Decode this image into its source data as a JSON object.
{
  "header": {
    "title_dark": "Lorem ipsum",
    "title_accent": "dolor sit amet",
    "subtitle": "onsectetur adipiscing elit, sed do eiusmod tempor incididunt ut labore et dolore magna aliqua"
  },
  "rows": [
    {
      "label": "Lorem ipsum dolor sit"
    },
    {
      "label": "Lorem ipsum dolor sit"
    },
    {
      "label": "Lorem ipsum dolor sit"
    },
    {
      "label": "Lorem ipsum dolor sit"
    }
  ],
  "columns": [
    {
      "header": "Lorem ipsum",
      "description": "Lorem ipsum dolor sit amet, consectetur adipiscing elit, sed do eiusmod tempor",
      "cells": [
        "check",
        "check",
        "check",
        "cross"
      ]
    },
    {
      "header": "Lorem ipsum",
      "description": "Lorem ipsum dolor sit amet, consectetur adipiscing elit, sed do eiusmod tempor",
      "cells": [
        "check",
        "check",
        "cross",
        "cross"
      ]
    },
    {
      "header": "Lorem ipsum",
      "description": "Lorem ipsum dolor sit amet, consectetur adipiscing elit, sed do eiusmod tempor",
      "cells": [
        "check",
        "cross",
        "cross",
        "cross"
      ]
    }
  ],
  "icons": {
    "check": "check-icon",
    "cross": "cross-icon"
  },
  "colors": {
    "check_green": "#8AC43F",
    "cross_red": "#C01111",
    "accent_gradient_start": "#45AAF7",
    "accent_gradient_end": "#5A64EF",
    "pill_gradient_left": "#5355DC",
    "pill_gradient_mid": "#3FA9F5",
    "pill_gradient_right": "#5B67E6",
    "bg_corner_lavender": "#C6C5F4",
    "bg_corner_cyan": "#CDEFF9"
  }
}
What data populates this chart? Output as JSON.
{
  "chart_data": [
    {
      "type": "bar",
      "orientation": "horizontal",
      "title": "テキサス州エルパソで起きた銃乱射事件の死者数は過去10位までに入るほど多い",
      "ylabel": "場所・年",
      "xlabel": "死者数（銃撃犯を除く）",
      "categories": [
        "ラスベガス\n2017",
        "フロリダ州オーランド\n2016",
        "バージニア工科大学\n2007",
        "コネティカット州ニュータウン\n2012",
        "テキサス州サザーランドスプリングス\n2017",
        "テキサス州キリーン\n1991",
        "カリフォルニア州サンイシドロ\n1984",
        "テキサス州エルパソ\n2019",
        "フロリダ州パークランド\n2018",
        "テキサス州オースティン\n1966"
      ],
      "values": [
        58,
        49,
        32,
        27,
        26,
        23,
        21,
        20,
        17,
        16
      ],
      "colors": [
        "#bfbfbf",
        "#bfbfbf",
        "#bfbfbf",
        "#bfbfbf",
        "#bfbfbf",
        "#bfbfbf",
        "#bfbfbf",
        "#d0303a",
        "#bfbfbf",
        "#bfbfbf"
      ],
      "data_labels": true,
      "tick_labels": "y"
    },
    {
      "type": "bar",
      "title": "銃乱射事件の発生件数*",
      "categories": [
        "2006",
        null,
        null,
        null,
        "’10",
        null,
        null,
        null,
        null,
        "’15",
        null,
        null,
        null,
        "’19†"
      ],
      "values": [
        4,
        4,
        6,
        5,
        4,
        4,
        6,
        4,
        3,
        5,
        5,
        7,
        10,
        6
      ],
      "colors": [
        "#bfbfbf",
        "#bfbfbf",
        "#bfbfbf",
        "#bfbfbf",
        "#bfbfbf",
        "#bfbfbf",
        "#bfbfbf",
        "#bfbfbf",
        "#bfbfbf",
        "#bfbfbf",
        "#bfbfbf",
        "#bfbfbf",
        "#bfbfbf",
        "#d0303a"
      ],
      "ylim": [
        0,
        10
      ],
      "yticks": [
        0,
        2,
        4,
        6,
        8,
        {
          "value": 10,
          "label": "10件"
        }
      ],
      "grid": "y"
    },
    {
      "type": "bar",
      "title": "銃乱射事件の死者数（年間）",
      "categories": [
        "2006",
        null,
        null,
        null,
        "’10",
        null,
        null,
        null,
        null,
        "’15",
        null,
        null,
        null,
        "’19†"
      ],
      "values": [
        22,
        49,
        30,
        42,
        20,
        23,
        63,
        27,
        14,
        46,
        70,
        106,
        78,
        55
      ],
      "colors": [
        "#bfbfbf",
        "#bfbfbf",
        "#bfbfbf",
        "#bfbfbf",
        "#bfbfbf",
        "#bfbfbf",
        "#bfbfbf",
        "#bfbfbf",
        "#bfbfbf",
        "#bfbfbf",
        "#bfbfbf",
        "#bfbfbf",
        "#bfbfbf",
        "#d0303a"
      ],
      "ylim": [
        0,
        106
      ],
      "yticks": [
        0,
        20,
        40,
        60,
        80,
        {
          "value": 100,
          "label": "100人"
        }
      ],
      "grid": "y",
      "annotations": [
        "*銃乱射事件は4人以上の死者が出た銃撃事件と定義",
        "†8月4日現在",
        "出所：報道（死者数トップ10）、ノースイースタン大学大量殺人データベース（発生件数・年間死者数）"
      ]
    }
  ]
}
——————————
Extract every line above exactly as it stands.

Decode this image into its source data as a JSON object.
{
  "header": {
    "title_dark": "Lorem ipsum",
    "title_accent": "dolor sit amet",
    "subtitle": "onsectetur adipiscing elit, sed do eiusmod tempor incididunt ut labore et dolore magna aliqua"
  },
  "rows": [
    {
      "label": "Lorem ipsum dolor sit"
    },
    {
      "label": "Lorem ipsum dolor sit"
    },
    {
      "label": "Lorem ipsum dolor sit"
    },
    {
      "label": "Lorem ipsum dolor sit"
    }
  ],
  "columns": [
    {
      "header": "Lorem ipsum",
      "description": "Lorem ipsum dolor sit amet, consectetur adipiscing elit, sed do eiusmod tempor",
      "cells": [
        "check",
        "check",
        "check",
        "cross"
      ]
    },
    {
      "header": "Lorem ipsum",
      "description": "Lorem ipsum dolor sit amet, consectetur adipiscing elit, sed do eiusmod tempor",
      "cells": [
        "check",
        "check",
        "cross",
        "cross"
      ]
    },
    {
      "header": "Lorem ipsum",
      "description": "Lorem ipsum dolor sit amet, consectetur adipiscing elit, sed do eiusmod tempor",
      "cells": [
        "check",
        "cross",
        "cross",
        "cross"
      ]
    }
  ],
  "icons": {
    "check": "check-icon",
    "cross": "cross-icon"
  },
  "colors": {
    "check_green": "#8AC43F",
    "cross_red": "#C01111",
    "accent_gradient_start": "#45AAF7",
    "accent_gradient_end": "#5A64EF",
    "pill_gradient_left": "#5355DC",
    "pill_gradient_mid": "#3FA9F5",
    "pill_gradient_right": "#5B67E6",
    "bg_corner_lavender": "#C6C5F4",
    "bg_corner_cyan": "#CDEFF9"
  }
}
What data populates this chart? Output as JSON.
{
  "chart_data": [
    {
      "type": "bar",
      "orientation": "horizontal",
      "title": "テキサス州エルパソで起きた銃乱射事件の死者数は過去10位までに入るほど多い",
      "ylabel": "場所・年",
      "xlabel": "死者数（銃撃犯を除く）",
      "categories": [
        "ラスベガス\n2017",
        "フロリダ州オーランド\n2016",
        "バージニア工科大学\n2007",
        "コネティカット州ニュータウン\n2012",
        "テキサス州サザーランドスプリングス\n2017",
        "テキサス州キリーン\n1991",
        "カリフォルニア州サンイシドロ\n1984",
        "テキサス州エルパソ\n2019",
        "フロリダ州パークランド\n2018",
        "テキサス州オースティン\n1966"
      ],
      "values": [
        58,
        49,
        32,
        27,
        26,
        23,
        21,
        20,
        17,
        16
      ],
      "colors": [
        "#bfbfbf",
        "#bfbfbf",
        "#bfbfbf",
        "#bfbfbf",
        "#bfbfbf",
        "#bfbfbf",
        "#bfbfbf",
        "#d0303a",
        "#bfbfbf",
        "#bfbfbf"
      ],
      "data_labels": true,
      "tick_labels": "y"
    },
    {
      "type": "bar",
      "title": "銃乱射事件の発生件数*",
      "categories": [
        "2006",
        null,
        null,
        null,
        "’10",
        null,
        null,
        null,
        null,
        "’15",
        null,
        null,
        null,
        "’19†"
      ],
      "values": [
        4,
        4,
        6,
        5,
        4,
        4,
        6,
        4,
        3,
        5,
        5,
        7,
        10,
        6
      ],
      "colors": [
        "#bfbfbf",
        "#bfbfbf",
        "#bfbfbf",
        "#bfbfbf",
        "#bfbfbf",
        "#bfbfbf",
        "#bfbfbf",
        "#bfbfbf",
        "#bfbfbf",
        "#bfbfbf",
        "#bfbfbf",
        "#bfbfbf",
        "#bfbfbf",
        "#d0303a"
      ],
      "ylim": [
        0,
        10
      ],
      "yticks": [
        0,
        2,
        4,
        6,
        8,
        {
          "value": 10,
          "label": "10件"
        }
      ],
      "grid": "y"
    },
    {
      "type": "bar",
      "title": "銃乱射事件の死者数（年間）",
      "categories": [
        "2006",
        null,
        null,
        null,
        "’10",
        null,
        null,
        null,
        null,
        "’15",
        null,
        null,
        null,
        "’19†"
      ],
      "values": [
        22,
        49,
        30,
        42,
        20,
        23,
        63,
        27,
        14,
        46,
        70,
        106,
        78,
        55
      ],
      "colors": [
        "#bfbfbf",
        "#bfbfbf",
        "#bfbfbf",
        "#bfbfbf",
        "#bfbfbf",
        "#bfbfbf",
        "#bfbfbf",
        "#bfbfbf",
        "#bfbfbf",
        "#bfbfbf",
        "#bfbfbf",
        "#bfbfbf",
        "#bfbfbf",
        "#d0303a"
      ],
      "ylim": [
        0,
        106
      ],
      "yticks": [
        0,
        20,
        40,
        60,
        80,
        {
          "value": 100,
          "label": "100人"
        }
      ],
      "grid": "y",
      "annotations": [
        "*銃乱射事件は4人以上の死者が出た銃撃事件と定義",
        "†8月4日現在",
        "出所：報道（死者数トップ10）、ノースイースタン大学大量殺人データベース（発生件数・年間死者数）"
      ]
    }
  ]
}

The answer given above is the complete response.